# [Objective]
Rewrite the listing below with every "Lakh" swapped for "Lac", leaving everything else unchanged.

======== Available records ========

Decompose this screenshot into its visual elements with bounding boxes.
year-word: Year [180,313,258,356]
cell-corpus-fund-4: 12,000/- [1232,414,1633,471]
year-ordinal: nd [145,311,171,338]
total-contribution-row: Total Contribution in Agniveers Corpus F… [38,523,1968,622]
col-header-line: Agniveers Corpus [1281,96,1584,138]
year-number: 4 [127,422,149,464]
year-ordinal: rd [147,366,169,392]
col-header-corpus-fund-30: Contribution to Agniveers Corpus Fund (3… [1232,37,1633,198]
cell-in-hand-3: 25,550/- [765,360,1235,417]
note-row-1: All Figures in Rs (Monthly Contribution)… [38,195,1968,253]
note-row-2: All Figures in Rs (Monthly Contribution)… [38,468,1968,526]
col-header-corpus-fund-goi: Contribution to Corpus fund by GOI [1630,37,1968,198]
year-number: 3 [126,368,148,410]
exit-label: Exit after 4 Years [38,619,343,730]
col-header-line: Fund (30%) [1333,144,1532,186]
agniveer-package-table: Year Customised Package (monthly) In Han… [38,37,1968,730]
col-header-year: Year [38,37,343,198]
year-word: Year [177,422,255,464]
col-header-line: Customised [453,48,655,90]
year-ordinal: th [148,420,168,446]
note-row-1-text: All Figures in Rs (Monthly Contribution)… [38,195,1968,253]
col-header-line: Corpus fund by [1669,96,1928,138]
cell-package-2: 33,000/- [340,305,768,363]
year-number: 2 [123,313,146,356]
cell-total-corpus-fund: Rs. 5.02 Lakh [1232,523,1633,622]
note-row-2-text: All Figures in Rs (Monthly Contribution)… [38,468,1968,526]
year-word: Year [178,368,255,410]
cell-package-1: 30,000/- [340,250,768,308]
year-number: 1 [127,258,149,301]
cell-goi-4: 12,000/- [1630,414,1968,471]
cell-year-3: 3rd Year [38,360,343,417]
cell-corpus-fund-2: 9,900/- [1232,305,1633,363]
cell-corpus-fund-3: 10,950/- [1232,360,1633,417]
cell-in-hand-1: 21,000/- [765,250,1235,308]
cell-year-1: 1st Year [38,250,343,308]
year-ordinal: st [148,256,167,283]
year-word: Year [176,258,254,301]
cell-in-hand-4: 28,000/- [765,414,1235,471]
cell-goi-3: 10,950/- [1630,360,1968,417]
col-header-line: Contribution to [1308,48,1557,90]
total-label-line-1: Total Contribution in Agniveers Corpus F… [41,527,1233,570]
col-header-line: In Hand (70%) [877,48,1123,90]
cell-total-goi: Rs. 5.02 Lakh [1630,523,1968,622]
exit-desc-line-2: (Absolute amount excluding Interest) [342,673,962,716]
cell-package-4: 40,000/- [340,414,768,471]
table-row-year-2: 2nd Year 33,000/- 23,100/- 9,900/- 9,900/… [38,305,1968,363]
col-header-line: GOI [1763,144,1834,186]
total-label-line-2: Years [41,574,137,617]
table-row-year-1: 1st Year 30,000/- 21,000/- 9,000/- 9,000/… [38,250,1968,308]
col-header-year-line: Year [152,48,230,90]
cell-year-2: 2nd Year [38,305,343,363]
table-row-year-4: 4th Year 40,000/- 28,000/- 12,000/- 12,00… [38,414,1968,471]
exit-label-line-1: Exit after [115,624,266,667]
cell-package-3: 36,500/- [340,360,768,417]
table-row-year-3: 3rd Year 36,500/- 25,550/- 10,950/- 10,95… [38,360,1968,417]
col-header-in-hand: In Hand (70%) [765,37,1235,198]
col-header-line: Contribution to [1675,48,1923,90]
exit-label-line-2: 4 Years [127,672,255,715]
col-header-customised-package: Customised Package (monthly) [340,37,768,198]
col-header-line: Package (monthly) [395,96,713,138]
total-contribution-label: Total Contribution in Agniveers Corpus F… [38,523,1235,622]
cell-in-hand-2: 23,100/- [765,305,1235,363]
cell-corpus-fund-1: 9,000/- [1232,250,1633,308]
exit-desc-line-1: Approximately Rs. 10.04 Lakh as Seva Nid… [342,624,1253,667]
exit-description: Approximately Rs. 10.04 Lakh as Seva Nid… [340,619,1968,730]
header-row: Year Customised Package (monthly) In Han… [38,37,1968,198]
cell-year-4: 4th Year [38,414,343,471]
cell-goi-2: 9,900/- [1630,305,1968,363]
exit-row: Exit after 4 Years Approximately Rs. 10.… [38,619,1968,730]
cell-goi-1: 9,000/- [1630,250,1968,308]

========

# [Completed exercise]
Decompose this screenshot into its visual elements with bounding boxes.
year-word: Year [180,313,258,356]
cell-corpus-fund-4: 12,000/- [1232,414,1633,471]
year-ordinal: nd [145,311,171,338]
total-contribution-row: Total Contribution in Agniveers Corpus F… [38,523,1968,622]
col-header-line: Agniveers Corpus [1281,96,1584,138]
year-number: 4 [127,422,149,464]
year-ordinal: rd [147,366,169,392]
col-header-corpus-fund-30: Contribution to Agniveers Corpus Fund (3… [1232,37,1633,198]
cell-in-hand-3: 25,550/- [765,360,1235,417]
note-row-1: All Figures in Rs (Monthly Contribution)… [38,195,1968,253]
note-row-2: All Figures in Rs (Monthly Contribution)… [38,468,1968,526]
col-header-corpus-fund-goi: Contribution to Corpus fund by GOI [1630,37,1968,198]
year-number: 3 [126,368,148,410]
exit-label: Exit after 4 Years [38,619,343,730]
col-header-line: Fund (30%) [1333,144,1532,186]
agniveer-package-table: Year Customised Package (monthly) In Han… [38,37,1968,730]
col-header-year: Year [38,37,343,198]
year-word: Year [177,422,255,464]
col-header-line: Customised [453,48,655,90]
year-ordinal: th [148,420,168,446]
note-row-1-text: All Figures in Rs (Monthly Contribution)… [38,195,1968,253]
col-header-line: Corpus fund by [1669,96,1928,138]
cell-package-2: 33,000/- [340,305,768,363]
year-number: 2 [123,313,146,356]
cell-total-corpus-fund: Rs. 5.02 Lac [1232,523,1633,622]
note-row-2-text: All Figures in Rs (Monthly Contribution)… [38,468,1968,526]
year-word: Year [178,368,255,410]
cell-package-1: 30,000/- [340,250,768,308]
year-number: 1 [127,258,149,301]
cell-goi-4: 12,000/- [1630,414,1968,471]
cell-year-3: 3rd Year [38,360,343,417]
cell-corpus-fund-2: 9,900/- [1232,305,1633,363]
cell-corpus-fund-3: 10,950/- [1232,360,1633,417]
cell-in-hand-1: 21,000/- [765,250,1235,308]
cell-year-1: 1st Year [38,250,343,308]
year-ordinal: st [148,256,167,283]
year-word: Year [176,258,254,301]
cell-in-hand-4: 28,000/- [765,414,1235,471]
cell-goi-3: 10,950/- [1630,360,1968,417]
col-header-line: Contribution to [1308,48,1557,90]
total-label-line-1: Total Contribution in Agniveers Corpus F… [41,527,1233,570]
col-header-line: In Hand (70%) [877,48,1123,90]
cell-total-goi: Rs. 5.02 Lac [1630,523,1968,622]
exit-desc-line-2: (Absolute amount excluding Interest) [342,673,962,716]
cell-package-4: 40,000/- [340,414,768,471]
table-row-year-2: 2nd Year 33,000/- 23,100/- 9,900/- 9,900/… [38,305,1968,363]
col-header-line: GOI [1763,144,1834,186]
total-label-line-2: Years [41,574,137,617]
table-row-year-1: 1st Year 30,000/- 21,000/- 9,000/- 9,000/… [38,250,1968,308]
col-header-year-line: Year [152,48,230,90]
cell-year-2: 2nd Year [38,305,343,363]
table-row-year-4: 4th Year 40,000/- 28,000/- 12,000/- 12,00… [38,414,1968,471]
exit-label-line-1: Exit after [115,624,266,667]
cell-package-3: 36,500/- [340,360,768,417]
table-row-year-3: 3rd Year 36,500/- 25,550/- 10,950/- 10,95… [38,360,1968,417]
col-header-in-hand: In Hand (70%) [765,37,1235,198]
col-header-line: Contribution to [1675,48,1923,90]
exit-label-line-2: 4 Years [127,672,255,715]
col-header-customised-package: Customised Package (monthly) [340,37,768,198]
col-header-line: Package (monthly) [395,96,713,138]
total-contribution-label: Total Contribution in Agniveers Corpus F… [38,523,1235,622]
cell-in-hand-2: 23,100/- [765,305,1235,363]
cell-corpus-fund-1: 9,000/- [1232,250,1633,308]
exit-desc-line-1: Approximately Rs. 10.04 Lac as Seva Nid… [342,624,1253,667]
exit-description: Approximately Rs. 10.04 Lac as Seva Nid… [340,619,1968,730]
header-row: Year Customised Package (monthly) In Han… [38,37,1968,198]
cell-year-4: 4th Year [38,414,343,471]
cell-goi-2: 9,900/- [1630,305,1968,363]
exit-row: Exit after 4 Years Approximately Rs. 10.… [38,619,1968,730]
cell-goi-1: 9,000/- [1630,250,1968,308]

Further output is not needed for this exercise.